■ **What to work on**
Could you filter the records below and return each line that holds "Economics"?
::: Data to use :::
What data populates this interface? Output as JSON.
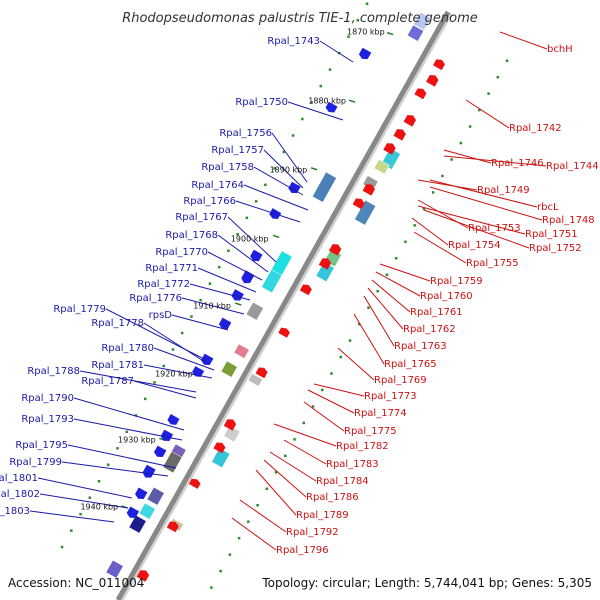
{
  "title": "Rhodopseudomonas palustris TIE-1, complete genome",
  "footer": {
    "accession": "Accession: NC_011004",
    "summary": "Topology: circular; Length: 5,744,041 bp; Genes: 5,305"
  },
  "scale_labels": [
    "1870 kbp",
    "1880 kbp",
    "1890 kbp",
    "1900 kbp",
    "1910 kbp",
    "1920 kbp",
    "1930 kbp",
    "1940 kbp"
  ],
  "left_labels": [
    "Rpal_1743",
    "Rpal_1750",
    "Rpal_1756",
    "Rpal_1757",
    "Rpal_1758",
    "Rpal_1764",
    "Rpal_1766",
    "Rpal_1767",
    "Rpal_1768",
    "Rpal_1770",
    "Rpal_1771",
    "Rpal_1772",
    "Rpal_1776",
    "rpsD",
    "Rpal_1779",
    "Rpal_1778",
    "Rpal_1780",
    "Rpal_1781",
    "Rpal_1788",
    "Rpal_1787",
    "Rpal_1790",
    "Rpal_1793",
    "Rpal_1795",
    "Rpal_1799",
    "Rpal_1801",
    "Rpal_1802",
    "Rpal_1803"
  ],
  "right_labels": [
    "bchH",
    "Rpal_1742",
    "Rpal_1746",
    "Rpal_1744",
    "Rpal_1749",
    "rbcL",
    "Rpal_1748",
    "Rpal_1753",
    "Rpal_1751",
    "Rpal_1752",
    "Rpal_1754",
    "Rpal_1755",
    "Rpal_1759",
    "Rpal_1760",
    "Rpal_1761",
    "Rpal_1762",
    "Rpal_1763",
    "Rpal_1765",
    "Rpal_1769",
    "Rpal_1773",
    "Rpal_1774",
    "Rpal_1775",
    "Rpal_1782",
    "Rpal_1783",
    "Rpal_1784",
    "Rpal_1786",
    "Rpal_1789",
    "Rpal_1792",
    "Rpal_1796"
  ],
  "colors": {
    "forward_gene": "#1f1fe0",
    "reverse_gene": "#ee1111",
    "backbone": "#888888",
    "left_leader": "#1a1aa8",
    "right_leader": "#cc1111",
    "gc_dot": "#2e8b2e"
  }
}
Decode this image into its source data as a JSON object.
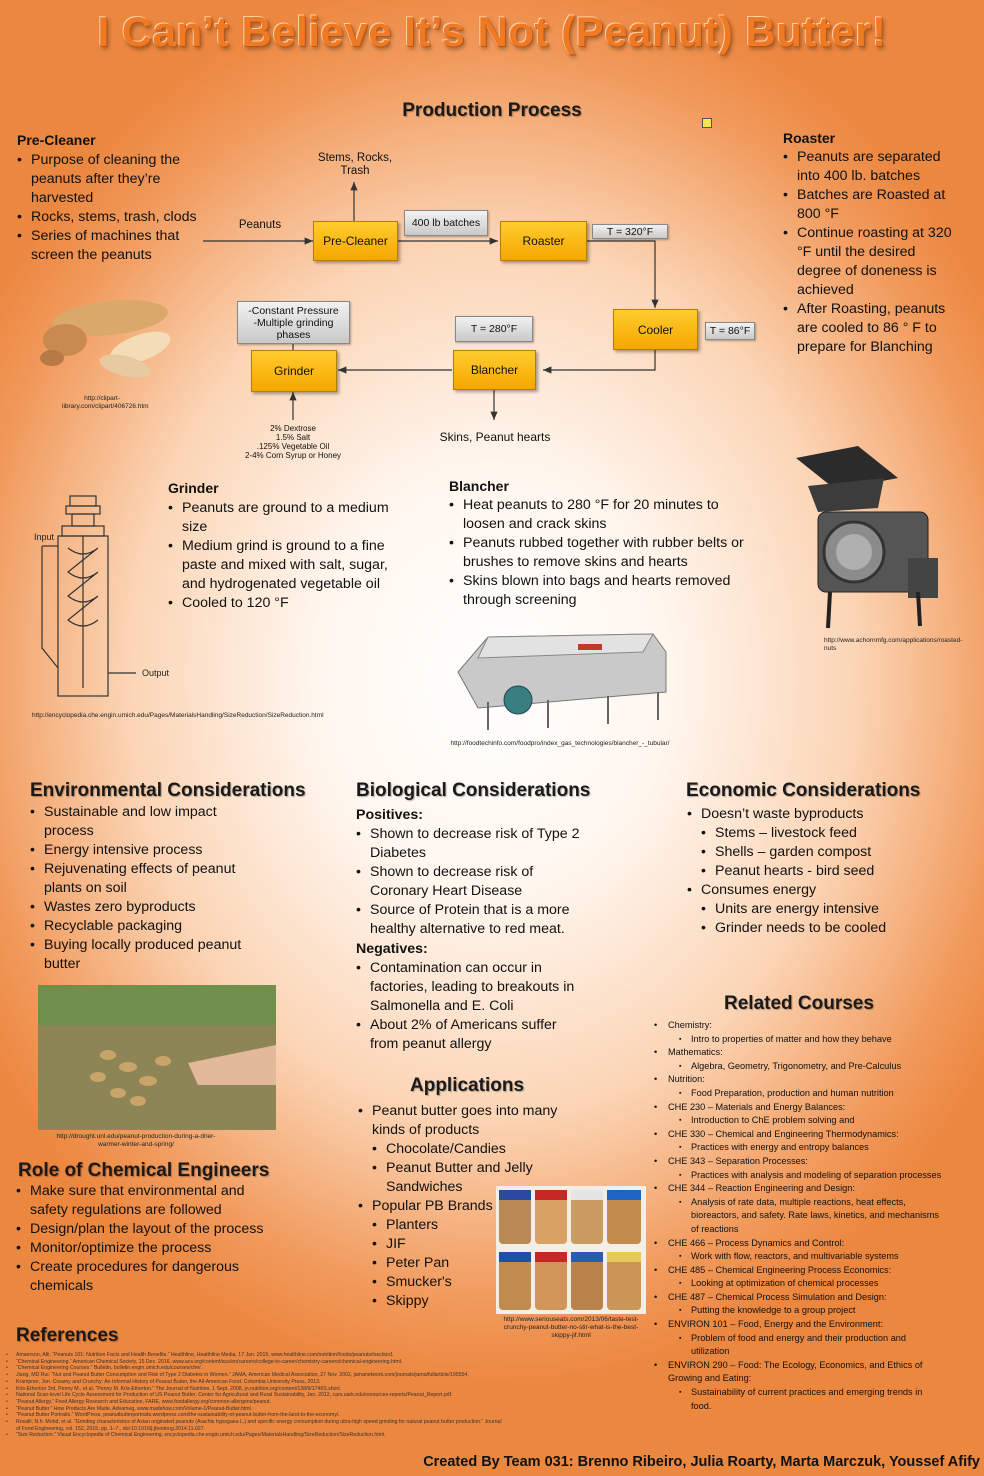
{
  "title": "I Can’t Believe It’s Not (Peanut) Butter!",
  "production": {
    "heading": "Production Process",
    "flow": {
      "stems": "Stems, Rocks, Trash",
      "peanuts": "Peanuts",
      "precleaner": "Pre-Cleaner",
      "batches": "400 lb batches",
      "roaster": "Roaster",
      "t320": "T = 320°F",
      "cooler": "Cooler",
      "t86": "T = 86°F",
      "blancher": "Blancher",
      "t280": "T = 280°F",
      "grinder": "Grinder",
      "pressure": "-Constant Pressure\n-Multiple grinding phases",
      "skins": "Skins, Peanut hearts",
      "additives": "2% Dextrose\n1.5% Salt\n.125% Vegetable Oil\n2-4% Corn Syrup or Honey"
    }
  },
  "precleaner": {
    "heading": "Pre-Cleaner",
    "items": [
      "Purpose of cleaning the peanuts after they’re harvested",
      "Rocks, stems, trash, clods",
      "Series of machines that screen the peanuts"
    ]
  },
  "roaster": {
    "heading": "Roaster",
    "items": [
      "Peanuts are separated into 400 lb. batches",
      "Batches are Roasted at 800 °F",
      "Continue roasting at 320 °F until the desired degree of doneness is achieved",
      "After Roasting, peanuts are cooled to 86 ° F to prepare for Blanching"
    ]
  },
  "grinder": {
    "heading": "Grinder",
    "items": [
      "Peanuts are ground to a medium size",
      "Medium grind is ground to a fine paste and mixed with salt, sugar, and hydrogenated vegetable oil",
      "Cooled to 120 °F"
    ]
  },
  "blancher": {
    "heading": "Blancher",
    "items": [
      "Heat peanuts to 280 °F for 20 minutes to loosen and crack skins",
      "Peanuts rubbed together with rubber belts or brushes to remove skins and hearts",
      "Skins blown into bags and hearts removed through screening"
    ]
  },
  "captions": {
    "peanuts": "http://clipart-library.com/clipart/406726.htm",
    "grinder": "http://encyclopedia.che.engin.umich.edu/Pages/MaterialsHandling/SizeReduction/SizeReduction.html",
    "blancher": "http://foodtechinfo.com/foodpro/index_gas_technologies/blancher_-_tubular/",
    "roaster": "http://www.achornmfg.com/applications/roasted-nuts",
    "plants": "http://drought.unl.edu/peanut-production-during-a-drier-warmer-winter-and-spring/",
    "jars": "http://www.seriouseats.com/2013/06/taste-test-crunchy-peanut-butter-no-stir-what-is-the-best-skippy-jif.html",
    "input": "Input",
    "output": "Output"
  },
  "environmental": {
    "heading": "Environmental Considerations",
    "items": [
      "Sustainable and low impact process",
      "Energy intensive process",
      "Rejuvenating effects of peanut plants on soil",
      "Wastes zero byproducts",
      "Recyclable packaging",
      "Buying locally produced peanut butter"
    ]
  },
  "biological": {
    "heading": "Biological Considerations",
    "positives_label": "Positives:",
    "positives": [
      "Shown to decrease risk of Type 2 Diabetes",
      "Shown to decrease risk of Coronary Heart Disease",
      "Source of Protein that is a more healthy alternative to red meat."
    ],
    "negatives_label": "Negatives:",
    "negatives": [
      "Contamination can occur in factories, leading to breakouts in Salmonella and E. Coli",
      "About 2% of Americans suffer from peanut allergy"
    ]
  },
  "economic": {
    "heading": "Economic Considerations",
    "b1": "Doesn’t waste byproducts",
    "s1": [
      "Stems – livestock feed",
      "Shells – garden compost",
      "Peanut hearts - bird seed"
    ],
    "b2": "Consumes energy",
    "s2": [
      "Units are energy intensive",
      "Grinder needs to be cooled"
    ]
  },
  "applications": {
    "heading": "Applications",
    "b1": "Peanut butter goes into many kinds of products",
    "s1": [
      "Chocolate/Candies",
      "Peanut Butter and Jelly Sandwiches"
    ],
    "b2": "Popular PB Brands",
    "s2": [
      "Planters",
      "JIF",
      "Peter Pan",
      "Smucker's",
      "Skippy"
    ]
  },
  "role": {
    "heading": "Role of Chemical Engineers",
    "items": [
      "Make sure that environmental and safety regulations are followed",
      "Design/plan the layout of the process",
      "Monitor/optimize the process",
      "Create procedures for dangerous chemicals"
    ]
  },
  "courses": {
    "heading": "Related Courses",
    "list": [
      {
        "name": "Chemistry:",
        "detail": "Intro to properties of matter and how they behave"
      },
      {
        "name": "Mathematics:",
        "detail": "Algebra, Geometry, Trigonometry, and Pre-Calculus"
      },
      {
        "name": "Nutrition:",
        "detail": "Food Preparation, production and human nutrition"
      },
      {
        "name": "CHE 230 – Materials and Energy Balances:",
        "detail": "Introduction to ChE problem solving and"
      },
      {
        "name": "CHE 330 – Chemical and Engineering Thermodynamics:",
        "detail": "Practices with energy and entropy balances"
      },
      {
        "name": "CHE 343 – Separation Processes:",
        "detail": "Practices with analysis and modeling of separation processes"
      },
      {
        "name": "CHE 344 – Reaction Engineering and Design:",
        "detail": "Analysis of rate data, multiple reactions, heat effects, bioreactors, and safety. Rate laws, kinetics, and mechanisms of reactions"
      },
      {
        "name": "CHE 466 – Process Dynamics and Control:",
        "detail": "Work with flow, reactors, and multivariable systems"
      },
      {
        "name": "CHE 485 – Chemical Engineering Process Economics:",
        "detail": "Looking at optimization of chemical processes"
      },
      {
        "name": "CHE 487 – Chemical Process Simulation and Design:",
        "detail": "Putting the knowledge to a group project"
      },
      {
        "name": "ENVIRON 101 – Food, Energy and the Environment:",
        "detail": "Problem of food and energy and their production and utilization"
      },
      {
        "name": "ENVIRON 290 – Food: The Ecology, Economics, and Ethics of Growing and Eating:",
        "detail": "Sustainability of current practices and emerging trends in food."
      }
    ]
  },
  "references": {
    "heading": "References",
    "items": [
      "Amaerson, Atli. “Peanuts 101: Nutrition Facts and Health Benefits.” Healthline, Healthline Media, 17 Jan. 2015, www.healthline.com/nutrition/foods/peanuts#section1",
      "“Chemical Engineering.” American Chemical Society, 15 Dec. 2016, www.acs.org/content/acs/en/careers/college-to-career/chemistry-careers/chemical-engineering.html.",
      "“Chemical Engineering Courses.” Bulletin, bulletin.engin.umich.edu/courses/che/.",
      "Jiang, MD Rui. “Nut and Peanut Butter Consumption and Risk of Type 2 Diabetes in Women.” JAMA, American Medical Association, 27 Nov. 2002, jamanetwork.com/journals/jama/fullarticle/195554.",
      "Krampner, Jon. Creamy and Crunchy: An Informal History of Peanut Butter, the All-American Food. Columbia University Press, 2013.",
      "Kris-Etherton 3rd, Penny M., et al. “Penny M. Kris-Etherton.” The Journal of Nutrition, 1 Sept. 2008, jn.nutrition.org/content/138/9/1746S.short.",
      "National Scan-level Life Cycle Assessment for Production of US Peanut Butter. Center for Agricultural and Rural Sustainability, Jan. 2012, cars.uark.edu/resources-reports/Peanut_Report.pdf.",
      "“Peanut Allergy.” Food Allergy Research and Education, FARE, www.foodallergy.org/common-allergens/peanut.",
      "“Peanut Butter.” How Products Are Made, Advameg, www.madehow.com/Volume-1/Peanut-Butter.html.",
      "“Peanut Butter Portraits.” WordPress, peanutbutterportraits.wordpress.com/the-sustainability-of-peanut-butter-from-the-land-to-the-economy/.",
      "Rosalli, N.h. Mohd, et al. “Grinding characteristics of Asian originated peanuts (Arachis hypogaea L.) and specific energy consumption during ultra-high speed grinding for natural peanut butter production.” Journal of Food Engineering, vol. 152, 2015, pp. 1–7., doi:10.1016/j.jfoodeng.2014.11.027.",
      "“Size Reduction.” Visual Encyclopedia of Chemical Engineering, encyclopedia.che.engin.umich.edu/Pages/MaterialsHandling/SizeReduction/SizeReduction.html."
    ]
  },
  "footer": "Created By Team 031: Brenno Ribeiro, Julia Roarty, Marta Marczuk, Youssef Afify"
}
:::
■ **Task solution**
        "name": "CHE 485 – Chemical Engineering Process Economics:",
        "name": "ENVIRON 290 – Food: The Ecology, Economics, and Ethics of Growing and Eating:",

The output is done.